• _Exercise details_: Show each line that has the string "JSON" in it.

• _Entries provided_:
◇ ◇ ◇ ◇ ◇ ◇ ◇
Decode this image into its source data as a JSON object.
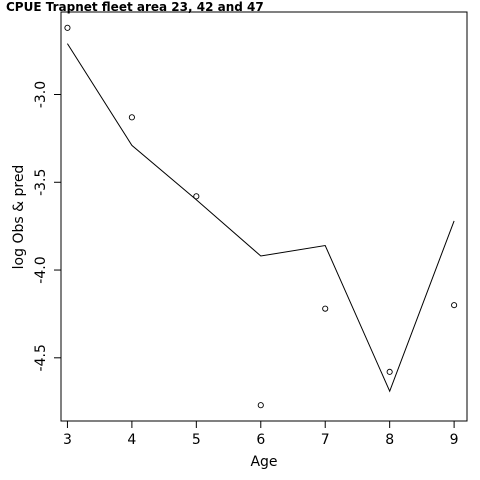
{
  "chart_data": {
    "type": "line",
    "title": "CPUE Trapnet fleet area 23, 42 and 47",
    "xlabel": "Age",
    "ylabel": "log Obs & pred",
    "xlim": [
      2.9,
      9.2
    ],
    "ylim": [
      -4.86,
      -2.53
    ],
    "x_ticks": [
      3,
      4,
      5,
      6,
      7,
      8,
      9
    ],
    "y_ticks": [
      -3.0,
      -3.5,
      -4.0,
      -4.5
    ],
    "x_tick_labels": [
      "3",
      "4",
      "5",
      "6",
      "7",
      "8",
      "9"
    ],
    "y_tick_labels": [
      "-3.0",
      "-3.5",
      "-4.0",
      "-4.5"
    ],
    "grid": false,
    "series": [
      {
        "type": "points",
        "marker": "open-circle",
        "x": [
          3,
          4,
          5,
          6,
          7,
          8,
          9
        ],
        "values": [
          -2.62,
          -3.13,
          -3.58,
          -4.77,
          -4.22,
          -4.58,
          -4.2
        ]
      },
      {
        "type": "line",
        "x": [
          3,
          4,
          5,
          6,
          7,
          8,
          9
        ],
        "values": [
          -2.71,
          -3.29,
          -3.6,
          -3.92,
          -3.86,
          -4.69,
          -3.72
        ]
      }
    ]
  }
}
◇ ◇ ◇ ◇ ◇ ◇ ◇
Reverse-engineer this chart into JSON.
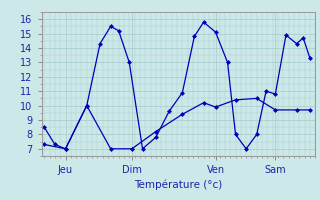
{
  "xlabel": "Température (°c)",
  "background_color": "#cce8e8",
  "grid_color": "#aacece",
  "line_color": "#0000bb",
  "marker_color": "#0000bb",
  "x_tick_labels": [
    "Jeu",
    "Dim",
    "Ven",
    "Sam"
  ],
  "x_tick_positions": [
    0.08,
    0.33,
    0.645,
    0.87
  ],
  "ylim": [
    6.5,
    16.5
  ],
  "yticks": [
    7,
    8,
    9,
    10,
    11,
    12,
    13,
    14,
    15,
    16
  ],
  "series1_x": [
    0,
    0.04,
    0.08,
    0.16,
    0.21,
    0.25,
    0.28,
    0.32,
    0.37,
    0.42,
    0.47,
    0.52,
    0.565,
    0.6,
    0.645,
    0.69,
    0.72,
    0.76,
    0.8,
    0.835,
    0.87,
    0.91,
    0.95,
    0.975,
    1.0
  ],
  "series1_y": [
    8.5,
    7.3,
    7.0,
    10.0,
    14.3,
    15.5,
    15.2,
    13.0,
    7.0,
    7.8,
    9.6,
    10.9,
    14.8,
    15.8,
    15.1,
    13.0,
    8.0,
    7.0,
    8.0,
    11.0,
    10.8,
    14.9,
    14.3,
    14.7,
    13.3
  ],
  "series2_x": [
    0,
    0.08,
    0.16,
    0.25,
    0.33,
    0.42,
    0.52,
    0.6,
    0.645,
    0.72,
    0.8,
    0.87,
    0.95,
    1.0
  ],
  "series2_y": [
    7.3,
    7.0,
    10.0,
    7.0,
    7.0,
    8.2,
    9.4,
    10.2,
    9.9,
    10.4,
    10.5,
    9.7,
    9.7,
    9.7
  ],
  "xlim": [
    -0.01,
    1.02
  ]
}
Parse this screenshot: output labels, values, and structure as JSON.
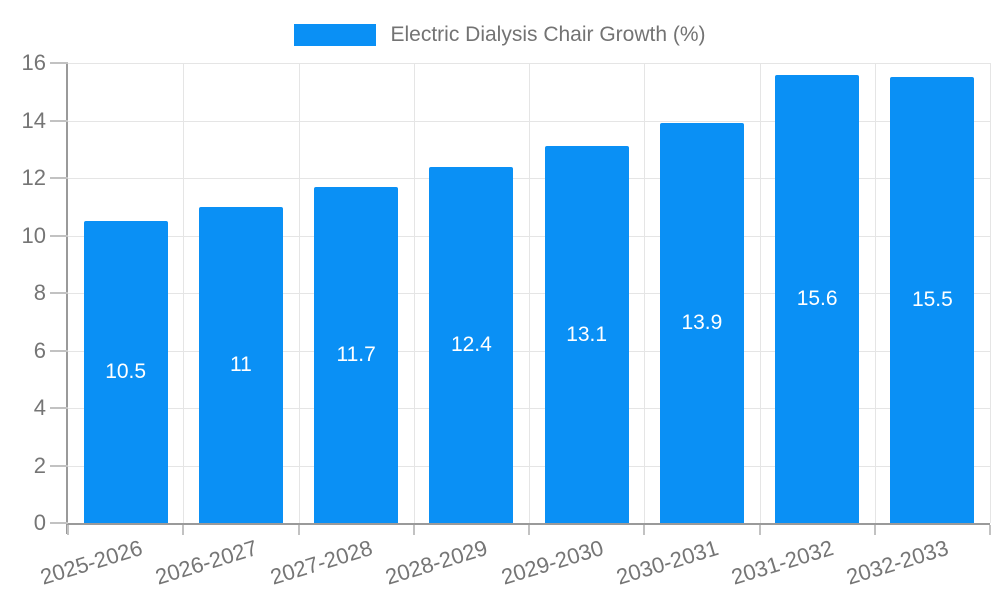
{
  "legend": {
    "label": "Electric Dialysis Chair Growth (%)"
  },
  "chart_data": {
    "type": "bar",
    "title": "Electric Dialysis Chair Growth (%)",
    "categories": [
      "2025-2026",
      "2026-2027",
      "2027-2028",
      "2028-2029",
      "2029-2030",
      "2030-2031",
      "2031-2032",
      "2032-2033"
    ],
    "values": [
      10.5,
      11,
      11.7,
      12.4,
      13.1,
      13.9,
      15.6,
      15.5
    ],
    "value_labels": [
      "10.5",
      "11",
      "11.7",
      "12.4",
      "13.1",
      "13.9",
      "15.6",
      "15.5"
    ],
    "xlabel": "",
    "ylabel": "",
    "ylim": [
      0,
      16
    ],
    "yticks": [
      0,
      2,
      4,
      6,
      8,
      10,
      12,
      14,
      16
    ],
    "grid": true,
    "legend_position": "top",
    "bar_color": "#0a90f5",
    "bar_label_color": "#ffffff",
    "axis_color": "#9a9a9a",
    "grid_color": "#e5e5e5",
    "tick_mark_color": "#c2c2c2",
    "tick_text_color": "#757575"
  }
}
◇ ◇ ◇ ◇ ◇ ◇ ◇
• _Solution for this exercise_:
Decode this image into its source data as a JSON object.
Reverse-engineer this chart into JSON.
Parse this screenshot: output labels, values, and structure as JSON.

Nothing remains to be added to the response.